* **SUPPLIED RECORDS**
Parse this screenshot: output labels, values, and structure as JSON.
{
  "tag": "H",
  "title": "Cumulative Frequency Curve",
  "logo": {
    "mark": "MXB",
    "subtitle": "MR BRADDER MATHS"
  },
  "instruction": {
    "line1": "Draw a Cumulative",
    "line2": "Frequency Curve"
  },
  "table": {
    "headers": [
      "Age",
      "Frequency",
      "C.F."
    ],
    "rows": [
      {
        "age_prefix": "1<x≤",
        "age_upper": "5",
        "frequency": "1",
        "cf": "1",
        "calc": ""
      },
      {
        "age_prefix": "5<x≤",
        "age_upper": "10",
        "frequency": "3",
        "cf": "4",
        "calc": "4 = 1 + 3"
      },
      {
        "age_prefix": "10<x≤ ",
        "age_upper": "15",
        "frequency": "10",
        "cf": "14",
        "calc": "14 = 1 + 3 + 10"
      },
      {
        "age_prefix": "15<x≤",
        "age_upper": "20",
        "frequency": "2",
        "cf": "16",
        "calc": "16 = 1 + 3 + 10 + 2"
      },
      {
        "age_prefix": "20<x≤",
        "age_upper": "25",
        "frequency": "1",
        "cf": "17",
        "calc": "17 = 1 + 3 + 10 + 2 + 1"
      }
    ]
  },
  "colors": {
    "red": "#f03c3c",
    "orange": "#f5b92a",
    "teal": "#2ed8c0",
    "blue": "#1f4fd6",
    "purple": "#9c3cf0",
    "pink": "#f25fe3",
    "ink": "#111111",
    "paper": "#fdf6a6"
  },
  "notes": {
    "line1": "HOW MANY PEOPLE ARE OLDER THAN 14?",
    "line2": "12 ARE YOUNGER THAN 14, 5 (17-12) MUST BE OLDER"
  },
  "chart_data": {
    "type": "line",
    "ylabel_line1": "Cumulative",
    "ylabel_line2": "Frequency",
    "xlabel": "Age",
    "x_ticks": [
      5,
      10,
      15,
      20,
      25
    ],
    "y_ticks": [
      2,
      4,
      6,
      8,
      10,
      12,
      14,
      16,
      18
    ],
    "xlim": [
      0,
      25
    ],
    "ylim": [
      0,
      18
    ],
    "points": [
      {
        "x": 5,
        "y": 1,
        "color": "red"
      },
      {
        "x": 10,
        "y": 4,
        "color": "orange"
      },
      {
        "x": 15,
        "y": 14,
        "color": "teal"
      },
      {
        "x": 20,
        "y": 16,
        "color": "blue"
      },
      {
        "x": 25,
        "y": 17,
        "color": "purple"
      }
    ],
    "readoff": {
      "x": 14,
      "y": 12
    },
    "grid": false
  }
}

* **EXERCISE REQUIREMENTS**
Nothing should be left out: return all of the records exactly.

* **SOLUTION TO THE PROBLEM**
Parse this screenshot: output labels, values, and structure as JSON.
{
  "tag": "H",
  "title": "Cumulative Frequency Curve",
  "logo": {
    "mark": "MXB",
    "subtitle": "MR BRADDER MATHS"
  },
  "instruction": {
    "line1": "Draw a Cumulative",
    "line2": "Frequency Curve"
  },
  "table": {
    "headers": [
      "Age",
      "Frequency",
      "C.F."
    ],
    "rows": [
      {
        "age_prefix": "1<x≤",
        "age_upper": "5",
        "frequency": "1",
        "cf": "1",
        "calc": ""
      },
      {
        "age_prefix": "5<x≤",
        "age_upper": "10",
        "frequency": "3",
        "cf": "4",
        "calc": "4 = 1 + 3"
      },
      {
        "age_prefix": "10<x≤ ",
        "age_upper": "15",
        "frequency": "10",
        "cf": "14",
        "calc": "14 = 1 + 3 + 10"
      },
      {
        "age_prefix": "15<x≤",
        "age_upper": "20",
        "frequency": "2",
        "cf": "16",
        "calc": "16 = 1 + 3 + 10 + 2"
      },
      {
        "age_prefix": "20<x≤",
        "age_upper": "25",
        "frequency": "1",
        "cf": "17",
        "calc": "17 = 1 + 3 + 10 + 2 + 1"
      }
    ]
  },
  "colors": {
    "red": "#f03c3c",
    "orange": "#f5b92a",
    "teal": "#2ed8c0",
    "blue": "#1f4fd6",
    "purple": "#9c3cf0",
    "pink": "#f25fe3",
    "ink": "#111111",
    "paper": "#fdf6a6"
  },
  "notes": {
    "line1": "HOW MANY PEOPLE ARE OLDER THAN 14?",
    "line2": "12 ARE YOUNGER THAN 14, 5 (17-12) MUST BE OLDER"
  },
  "chart_data": {
    "type": "line",
    "ylabel_line1": "Cumulative",
    "ylabel_line2": "Frequency",
    "xlabel": "Age",
    "x_ticks": [
      5,
      10,
      15,
      20,
      25
    ],
    "y_ticks": [
      2,
      4,
      6,
      8,
      10,
      12,
      14,
      16,
      18
    ],
    "xlim": [
      0,
      25
    ],
    "ylim": [
      0,
      18
    ],
    "points": [
      {
        "x": 5,
        "y": 1,
        "color": "red"
      },
      {
        "x": 10,
        "y": 4,
        "color": "orange"
      },
      {
        "x": 15,
        "y": 14,
        "color": "teal"
      },
      {
        "x": 20,
        "y": 16,
        "color": "blue"
      },
      {
        "x": 25,
        "y": 17,
        "color": "purple"
      }
    ],
    "readoff": {
      "x": 14,
      "y": 12
    },
    "grid": false
  }
}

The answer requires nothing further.